(EXERCISE REQUIREMENTS)
Exactly repeat the material, dropping only the pictures.
— start of STORED DATA —
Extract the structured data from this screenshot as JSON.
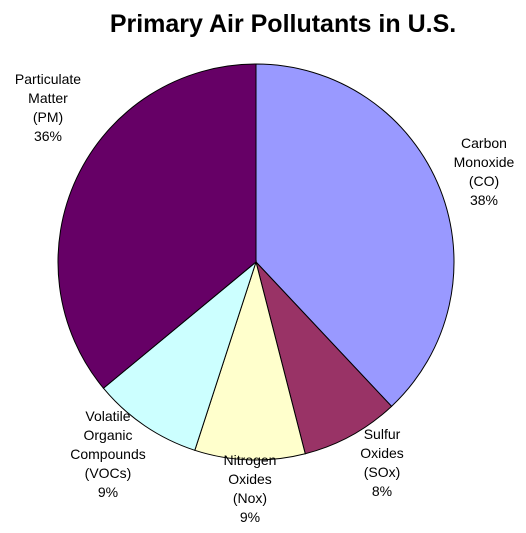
{
  "chart_data": {
    "type": "pie",
    "title": "Primary Air Pollutants in U.S.",
    "legend": "none",
    "slices": [
      {
        "key": "co",
        "label_lines": [
          "Carbon",
          "Monoxide",
          "(CO)",
          "38%"
        ],
        "value": 38,
        "color": "#9999ff"
      },
      {
        "key": "sox",
        "label_lines": [
          "Sulfur",
          "Oxides",
          "(SOx)",
          "8%"
        ],
        "value": 8,
        "color": "#993366"
      },
      {
        "key": "nox",
        "label_lines": [
          "Nitrogen",
          "Oxides",
          "(Nox)",
          "9%"
        ],
        "value": 9,
        "color": "#ffffcc"
      },
      {
        "key": "vocs",
        "label_lines": [
          "Volatile",
          "Organic",
          "Compounds",
          "(VOCs)",
          "9%"
        ],
        "value": 9,
        "color": "#ccffff"
      },
      {
        "key": "pm",
        "label_lines": [
          "Particulate",
          "Matter",
          "(PM)",
          "36%"
        ],
        "value": 36,
        "color": "#660066"
      }
    ]
  }
}
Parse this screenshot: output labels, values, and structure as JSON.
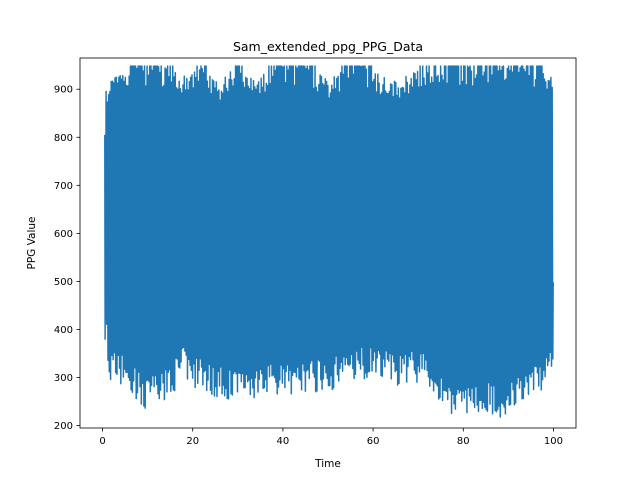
{
  "chart_data": {
    "type": "line",
    "title": "Sam_extended_ppg_PPG_Data",
    "xlabel": "Time",
    "ylabel": "PPG Value",
    "xlim": [
      -5,
      105
    ],
    "ylim": [
      195,
      965
    ],
    "xticks": [
      0,
      20,
      40,
      60,
      80,
      100
    ],
    "yticks": [
      200,
      300,
      400,
      500,
      600,
      700,
      800,
      900
    ],
    "grid": false,
    "legend": "none",
    "series": [
      {
        "color": "#1f77b4",
        "x_range": [
          0.5,
          100
        ],
        "start_value": 805,
        "end_value": 490,
        "envelope": [
          {
            "t": 0.5,
            "min": 800,
            "max": 905
          },
          {
            "t": 1,
            "min": 300,
            "max": 905
          },
          {
            "t": 2,
            "min": 290,
            "max": 940
          },
          {
            "t": 5,
            "min": 280,
            "max": 935
          },
          {
            "t": 8,
            "min": 250,
            "max": 948
          },
          {
            "t": 10,
            "min": 228,
            "max": 948
          },
          {
            "t": 14,
            "min": 250,
            "max": 948
          },
          {
            "t": 18,
            "min": 295,
            "max": 930
          },
          {
            "t": 22,
            "min": 270,
            "max": 948
          },
          {
            "t": 26,
            "min": 255,
            "max": 920
          },
          {
            "t": 30,
            "min": 250,
            "max": 948
          },
          {
            "t": 34,
            "min": 255,
            "max": 920
          },
          {
            "t": 38,
            "min": 260,
            "max": 948
          },
          {
            "t": 42,
            "min": 260,
            "max": 948
          },
          {
            "t": 46,
            "min": 270,
            "max": 948
          },
          {
            "t": 50,
            "min": 270,
            "max": 920
          },
          {
            "t": 54,
            "min": 290,
            "max": 948
          },
          {
            "t": 58,
            "min": 295,
            "max": 948
          },
          {
            "t": 62,
            "min": 295,
            "max": 930
          },
          {
            "t": 66,
            "min": 280,
            "max": 910
          },
          {
            "t": 68,
            "min": 290,
            "max": 935
          },
          {
            "t": 72,
            "min": 280,
            "max": 948
          },
          {
            "t": 76,
            "min": 230,
            "max": 948
          },
          {
            "t": 80,
            "min": 215,
            "max": 948
          },
          {
            "t": 84,
            "min": 230,
            "max": 948
          },
          {
            "t": 88,
            "min": 213,
            "max": 948
          },
          {
            "t": 92,
            "min": 240,
            "max": 948
          },
          {
            "t": 96,
            "min": 255,
            "max": 948
          },
          {
            "t": 100,
            "min": 295,
            "max": 930
          }
        ]
      }
    ]
  }
}
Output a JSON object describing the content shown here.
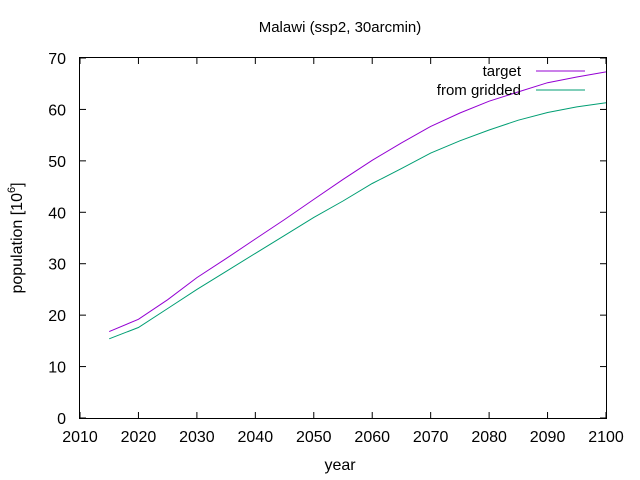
{
  "chart_data": {
    "type": "line",
    "title": "Malawi (ssp2, 30arcmin)",
    "xlabel": "year",
    "ylabel_prefix": "population [10",
    "ylabel_exp": "6",
    "ylabel_suffix": "]",
    "xlim": [
      2010,
      2100
    ],
    "ylim": [
      0,
      70
    ],
    "xticks": [
      2010,
      2020,
      2030,
      2040,
      2050,
      2060,
      2070,
      2080,
      2090,
      2100
    ],
    "yticks": [
      0,
      10,
      20,
      30,
      40,
      50,
      60,
      70
    ],
    "grid": false,
    "legend_position": "top-right",
    "series": [
      {
        "name": "target",
        "color": "#9400d3",
        "x": [
          2015,
          2020,
          2025,
          2030,
          2035,
          2040,
          2045,
          2050,
          2055,
          2060,
          2065,
          2070,
          2075,
          2080,
          2085,
          2090,
          2095,
          2100
        ],
        "y": [
          16.8,
          19.2,
          23.0,
          27.3,
          31.0,
          34.8,
          38.6,
          42.5,
          46.4,
          50.1,
          53.5,
          56.7,
          59.3,
          61.6,
          63.4,
          65.2,
          66.3,
          67.3
        ]
      },
      {
        "name": "from gridded",
        "color": "#009e73",
        "x": [
          2015,
          2020,
          2025,
          2030,
          2035,
          2040,
          2045,
          2050,
          2055,
          2060,
          2065,
          2070,
          2075,
          2080,
          2085,
          2090,
          2095,
          2100
        ],
        "y": [
          15.4,
          17.6,
          21.3,
          25.0,
          28.5,
          32.0,
          35.5,
          39.0,
          42.2,
          45.6,
          48.5,
          51.5,
          53.9,
          56.0,
          57.9,
          59.4,
          60.5,
          61.3
        ]
      }
    ]
  }
}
— end of STORED DATA —
(OUTPUT FOR THIS EXERCISE)
Extract the structured data from this screenshot as JSON.
{
  "chart_data": {
    "type": "pie",
    "title": "Primary Air Pollutants in U.S.",
    "legend": "none",
    "slices": [
      {
        "key": "co",
        "label_lines": [
          "Carbon",
          "Monoxide",
          "(CO)",
          "38%"
        ],
        "value": 38,
        "color": "#9999ff"
      },
      {
        "key": "sox",
        "label_lines": [
          "Sulfur",
          "Oxides",
          "(SOx)",
          "8%"
        ],
        "value": 8,
        "color": "#993366"
      },
      {
        "key": "nox",
        "label_lines": [
          "Nitrogen",
          "Oxides",
          "(Nox)",
          "9%"
        ],
        "value": 9,
        "color": "#ffffcc"
      },
      {
        "key": "vocs",
        "label_lines": [
          "Volatile",
          "Organic",
          "Compounds",
          "(VOCs)",
          "9%"
        ],
        "value": 9,
        "color": "#ccffff"
      },
      {
        "key": "pm",
        "label_lines": [
          "Particulate",
          "Matter",
          "(PM)",
          "36%"
        ],
        "value": 36,
        "color": "#660066"
      }
    ]
  }
}
Parse this screenshot: output labels, values, and structure as JSON.
{
  "chart_data": {
    "type": "line",
    "title": "Sam_extended_ppg_PPG_Data",
    "xlabel": "Time",
    "ylabel": "PPG Value",
    "xlim": [
      -5,
      105
    ],
    "ylim": [
      195,
      965
    ],
    "xticks": [
      0,
      20,
      40,
      60,
      80,
      100
    ],
    "yticks": [
      200,
      300,
      400,
      500,
      600,
      700,
      800,
      900
    ],
    "grid": false,
    "legend": "none",
    "series": [
      {
        "color": "#1f77b4",
        "x_range": [
          0.5,
          100
        ],
        "start_value": 805,
        "end_value": 490,
        "envelope": [
          {
            "t": 0.5,
            "min": 800,
            "max": 905
          },
          {
            "t": 1,
            "min": 300,
            "max": 905
          },
          {
            "t": 2,
            "min": 290,
            "max": 940
          },
          {
            "t": 5,
            "min": 280,
            "max": 935
          },
          {
            "t": 8,
            "min": 250,
            "max": 948
          },
          {
            "t": 10,
            "min": 228,
            "max": 948
          },
          {
            "t": 14,
            "min": 250,
            "max": 948
          },
          {
            "t": 18,
            "min": 295,
            "max": 930
          },
          {
            "t": 22,
            "min": 270,
            "max": 948
          },
          {
            "t": 26,
            "min": 255,
            "max": 920
          },
          {
            "t": 30,
            "min": 250,
            "max": 948
          },
          {
            "t": 34,
            "min": 255,
            "max": 920
          },
          {
            "t": 38,
            "min": 260,
            "max": 948
          },
          {
            "t": 42,
            "min": 260,
            "max": 948
          },
          {
            "t": 46,
            "min": 270,
            "max": 948
          },
          {
            "t": 50,
            "min": 270,
            "max": 920
          },
          {
            "t": 54,
            "min": 290,
            "max": 948
          },
          {
            "t": 58,
            "min": 295,
            "max": 948
          },
          {
            "t": 62,
            "min": 295,
            "max": 930
          },
          {
            "t": 66,
            "min": 280,
            "max": 910
          },
          {
            "t": 68,
            "min": 290,
            "max": 935
          },
          {
            "t": 72,
            "min": 280,
            "max": 948
          },
          {
            "t": 76,
            "min": 230,
            "max": 948
          },
          {
            "t": 80,
            "min": 215,
            "max": 948
          },
          {
            "t": 84,
            "min": 230,
            "max": 948
          },
          {
            "t": 88,
            "min": 213,
            "max": 948
          },
          {
            "t": 92,
            "min": 240,
            "max": 948
          },
          {
            "t": 96,
            "min": 255,
            "max": 948
          },
          {
            "t": 100,
            "min": 295,
            "max": 930
          }
        ]
      }
    ]
  }
}
Output a JSON object describing the content shown here.
{
  "chart_data": {
    "type": "line",
    "title": "Malawi (ssp2, 30arcmin)",
    "xlabel": "year",
    "ylabel_prefix": "population [10",
    "ylabel_exp": "6",
    "ylabel_suffix": "]",
    "xlim": [
      2010,
      2100
    ],
    "ylim": [
      0,
      70
    ],
    "xticks": [
      2010,
      2020,
      2030,
      2040,
      2050,
      2060,
      2070,
      2080,
      2090,
      2100
    ],
    "yticks": [
      0,
      10,
      20,
      30,
      40,
      50,
      60,
      70
    ],
    "grid": false,
    "legend_position": "top-right",
    "series": [
      {
        "name": "target",
        "color": "#9400d3",
        "x": [
          2015,
          2020,
          2025,
          2030,
          2035,
          2040,
          2045,
          2050,
          2055,
          2060,
          2065,
          2070,
          2075,
          2080,
          2085,
          2090,
          2095,
          2100
        ],
        "y": [
          16.8,
          19.2,
          23.0,
          27.3,
          31.0,
          34.8,
          38.6,
          42.5,
          46.4,
          50.1,
          53.5,
          56.7,
          59.3,
          61.6,
          63.4,
          65.2,
          66.3,
          67.3
        ]
      },
      {
        "name": "from gridded",
        "color": "#009e73",
        "x": [
          2015,
          2020,
          2025,
          2030,
          2035,
          2040,
          2045,
          2050,
          2055,
          2060,
          2065,
          2070,
          2075,
          2080,
          2085,
          2090,
          2095,
          2100
        ],
        "y": [
          15.4,
          17.6,
          21.3,
          25.0,
          28.5,
          32.0,
          35.5,
          39.0,
          42.2,
          45.6,
          48.5,
          51.5,
          53.9,
          56.0,
          57.9,
          59.4,
          60.5,
          61.3
        ]
      }
    ]
  }
}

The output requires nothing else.